+++ AVAILABLE DATA +++
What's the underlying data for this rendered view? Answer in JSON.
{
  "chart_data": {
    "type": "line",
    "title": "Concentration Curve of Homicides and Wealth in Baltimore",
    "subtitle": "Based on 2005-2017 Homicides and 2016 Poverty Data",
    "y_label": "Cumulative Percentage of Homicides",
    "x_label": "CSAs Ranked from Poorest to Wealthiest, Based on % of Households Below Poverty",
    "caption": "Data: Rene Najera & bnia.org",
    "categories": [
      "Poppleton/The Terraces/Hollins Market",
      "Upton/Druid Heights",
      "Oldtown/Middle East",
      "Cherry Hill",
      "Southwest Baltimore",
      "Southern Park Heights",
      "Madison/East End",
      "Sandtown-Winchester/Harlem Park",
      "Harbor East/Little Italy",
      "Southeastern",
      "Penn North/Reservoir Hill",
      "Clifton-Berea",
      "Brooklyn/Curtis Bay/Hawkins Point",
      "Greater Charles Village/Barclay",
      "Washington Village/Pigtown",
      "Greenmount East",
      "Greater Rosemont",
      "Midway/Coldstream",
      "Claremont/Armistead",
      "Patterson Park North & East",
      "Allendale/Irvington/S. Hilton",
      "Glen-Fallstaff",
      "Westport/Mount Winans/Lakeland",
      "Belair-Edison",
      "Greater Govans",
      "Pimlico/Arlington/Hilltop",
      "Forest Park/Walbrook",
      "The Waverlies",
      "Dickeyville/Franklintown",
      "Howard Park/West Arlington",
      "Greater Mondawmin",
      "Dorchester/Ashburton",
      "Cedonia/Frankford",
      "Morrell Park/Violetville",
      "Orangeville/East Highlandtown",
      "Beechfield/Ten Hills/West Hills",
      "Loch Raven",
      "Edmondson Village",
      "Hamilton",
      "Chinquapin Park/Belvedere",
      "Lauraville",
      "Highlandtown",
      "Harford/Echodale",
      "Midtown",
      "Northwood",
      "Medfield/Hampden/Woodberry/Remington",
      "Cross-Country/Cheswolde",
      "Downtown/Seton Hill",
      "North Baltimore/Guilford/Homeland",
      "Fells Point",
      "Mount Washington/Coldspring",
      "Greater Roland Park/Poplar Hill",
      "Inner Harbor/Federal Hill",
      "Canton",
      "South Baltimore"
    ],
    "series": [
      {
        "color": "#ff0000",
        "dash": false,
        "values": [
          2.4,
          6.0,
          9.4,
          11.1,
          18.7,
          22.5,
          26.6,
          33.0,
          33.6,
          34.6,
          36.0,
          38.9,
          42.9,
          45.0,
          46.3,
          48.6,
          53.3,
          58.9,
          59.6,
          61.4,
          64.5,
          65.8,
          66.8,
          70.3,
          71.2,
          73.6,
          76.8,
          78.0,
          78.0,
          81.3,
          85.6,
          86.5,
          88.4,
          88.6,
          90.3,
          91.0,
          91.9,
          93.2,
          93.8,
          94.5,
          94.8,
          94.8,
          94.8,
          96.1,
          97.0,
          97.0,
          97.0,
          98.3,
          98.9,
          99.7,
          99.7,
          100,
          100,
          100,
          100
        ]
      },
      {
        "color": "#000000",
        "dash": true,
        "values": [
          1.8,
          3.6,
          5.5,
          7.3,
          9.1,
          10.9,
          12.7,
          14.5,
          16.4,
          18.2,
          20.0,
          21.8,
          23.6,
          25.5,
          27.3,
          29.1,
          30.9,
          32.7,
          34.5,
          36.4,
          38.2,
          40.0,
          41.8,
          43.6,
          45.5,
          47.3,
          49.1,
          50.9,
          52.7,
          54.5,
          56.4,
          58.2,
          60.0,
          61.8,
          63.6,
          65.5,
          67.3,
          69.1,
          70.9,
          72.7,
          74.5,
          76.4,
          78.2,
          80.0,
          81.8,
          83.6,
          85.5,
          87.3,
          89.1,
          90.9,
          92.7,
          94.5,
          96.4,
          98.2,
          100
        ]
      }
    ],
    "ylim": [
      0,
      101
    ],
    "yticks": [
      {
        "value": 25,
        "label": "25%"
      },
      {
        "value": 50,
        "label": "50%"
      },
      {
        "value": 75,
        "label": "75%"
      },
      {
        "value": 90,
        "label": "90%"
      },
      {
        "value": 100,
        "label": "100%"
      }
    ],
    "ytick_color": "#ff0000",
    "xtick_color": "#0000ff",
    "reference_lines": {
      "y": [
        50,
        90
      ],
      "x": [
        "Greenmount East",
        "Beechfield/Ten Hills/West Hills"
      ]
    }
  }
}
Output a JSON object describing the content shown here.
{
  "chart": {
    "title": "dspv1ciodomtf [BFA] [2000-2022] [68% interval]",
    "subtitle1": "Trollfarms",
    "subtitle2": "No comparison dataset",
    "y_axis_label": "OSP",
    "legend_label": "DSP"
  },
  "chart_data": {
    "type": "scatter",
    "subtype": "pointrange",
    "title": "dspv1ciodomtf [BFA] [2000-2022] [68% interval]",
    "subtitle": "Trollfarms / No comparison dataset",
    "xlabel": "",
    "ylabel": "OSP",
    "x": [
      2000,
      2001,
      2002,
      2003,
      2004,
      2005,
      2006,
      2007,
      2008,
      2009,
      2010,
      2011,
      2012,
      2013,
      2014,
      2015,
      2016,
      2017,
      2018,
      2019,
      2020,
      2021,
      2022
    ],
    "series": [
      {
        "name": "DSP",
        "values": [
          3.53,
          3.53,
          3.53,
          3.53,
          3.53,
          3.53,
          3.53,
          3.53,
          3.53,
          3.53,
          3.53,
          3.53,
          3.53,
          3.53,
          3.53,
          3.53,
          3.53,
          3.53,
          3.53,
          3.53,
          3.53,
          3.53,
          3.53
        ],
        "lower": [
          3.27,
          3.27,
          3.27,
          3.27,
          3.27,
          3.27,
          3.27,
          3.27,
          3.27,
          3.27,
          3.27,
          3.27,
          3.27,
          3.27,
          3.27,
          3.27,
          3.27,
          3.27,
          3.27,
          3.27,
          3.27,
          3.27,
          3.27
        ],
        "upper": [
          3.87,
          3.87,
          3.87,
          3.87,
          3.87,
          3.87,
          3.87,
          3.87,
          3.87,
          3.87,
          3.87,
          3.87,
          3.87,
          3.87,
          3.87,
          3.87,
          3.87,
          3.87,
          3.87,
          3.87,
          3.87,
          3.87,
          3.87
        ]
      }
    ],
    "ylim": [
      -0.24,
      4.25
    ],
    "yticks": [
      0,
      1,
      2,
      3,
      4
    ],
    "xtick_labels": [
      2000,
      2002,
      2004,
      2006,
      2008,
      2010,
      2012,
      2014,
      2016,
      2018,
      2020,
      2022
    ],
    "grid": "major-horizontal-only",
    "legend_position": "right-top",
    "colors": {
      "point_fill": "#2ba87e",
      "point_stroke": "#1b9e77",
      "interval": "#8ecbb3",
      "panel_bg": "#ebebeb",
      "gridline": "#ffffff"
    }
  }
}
+++
WRITTEN EXERCISE
Report only the number of lines that hold the string "Baltimore" in this listing.

FINAL ANSWER
4